Leave the pictures out. Return all other data exactly.

___ Entries shown

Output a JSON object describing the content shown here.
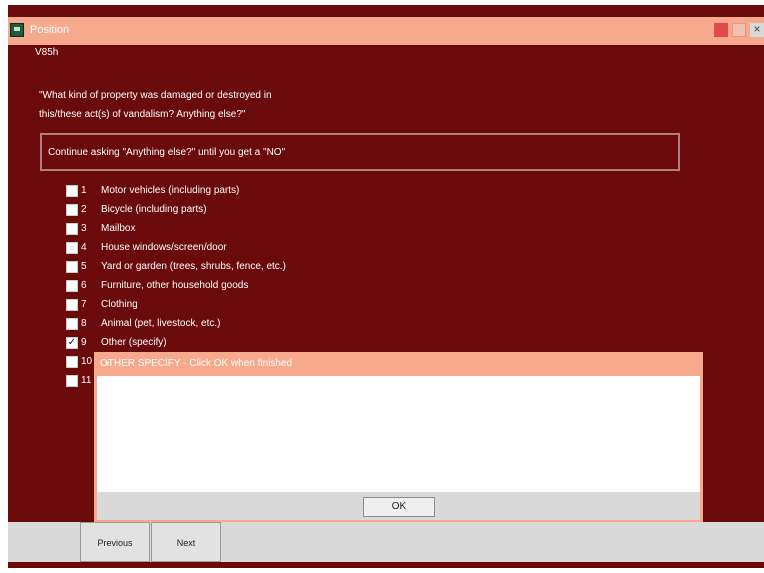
{
  "window": {
    "title": "Position",
    "section_label": "V85h"
  },
  "question": {
    "line1": "\"What kind of property was damaged or destroyed in",
    "line2": "this/these act(s) of vandalism?  Anything else?\""
  },
  "instruction": "Continue asking \"Anything else?\" until you get a \"NO\"",
  "options": [
    {
      "num": "1",
      "label": "Motor vehicles (including parts)",
      "checked": false
    },
    {
      "num": "2",
      "label": "Bicycle (including parts)",
      "checked": false
    },
    {
      "num": "3",
      "label": "Mailbox",
      "checked": false
    },
    {
      "num": "4",
      "label": "House windows/screen/door",
      "checked": false
    },
    {
      "num": "5",
      "label": "Yard or garden (trees, shrubs, fence, etc.)",
      "checked": false
    },
    {
      "num": "6",
      "label": "Furniture, other household goods",
      "checked": false
    },
    {
      "num": "7",
      "label": "Clothing",
      "checked": false
    },
    {
      "num": "8",
      "label": "Animal (pet, livestock, etc.)",
      "checked": false
    },
    {
      "num": "9",
      "label": "Other (specify)",
      "checked": true
    },
    {
      "num": "10",
      "label": "",
      "checked": false
    },
    {
      "num": "11",
      "label": "",
      "checked": false
    }
  ],
  "dialog": {
    "title": "OTHER SPECIFY  -  Click OK when finished",
    "ok_label": "OK",
    "text_value": ""
  },
  "nav": {
    "previous_label": "Previous",
    "next_label": "Next"
  }
}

______

Output
Output a JSON object describing the content shown here.
{
  "window": {
    "title": "Position",
    "section_label": "V85h"
  },
  "question": {
    "line1": "\"What kind of property was damaged or destroyed in",
    "line2": "this/these act(s) of vandalism?  Anything else?\""
  },
  "instruction": "Continue asking \"Anything else?\" until you get a \"NO\"",
  "options": [
    {
      "num": "1",
      "label": "Motor vehicles (including parts)",
      "checked": false
    },
    {
      "num": "2",
      "label": "Bicycle (including parts)",
      "checked": false
    },
    {
      "num": "3",
      "label": "Mailbox",
      "checked": false
    },
    {
      "num": "4",
      "label": "House windows/screen/door",
      "checked": false
    },
    {
      "num": "5",
      "label": "Yard or garden (trees, shrubs, fence, etc.)",
      "checked": false
    },
    {
      "num": "6",
      "label": "Furniture, other household goods",
      "checked": false
    },
    {
      "num": "7",
      "label": "Clothing",
      "checked": false
    },
    {
      "num": "8",
      "label": "Animal (pet, livestock, etc.)",
      "checked": false
    },
    {
      "num": "9",
      "label": "Other (specify)",
      "checked": true
    },
    {
      "num": "10",
      "label": "",
      "checked": false
    },
    {
      "num": "11",
      "label": "",
      "checked": false
    }
  ],
  "dialog": {
    "title": "OTHER SPECIFY  -  Click OK when finished",
    "ok_label": "OK",
    "text_value": ""
  },
  "nav": {
    "previous_label": "Previous",
    "next_label": "Next"
  }
}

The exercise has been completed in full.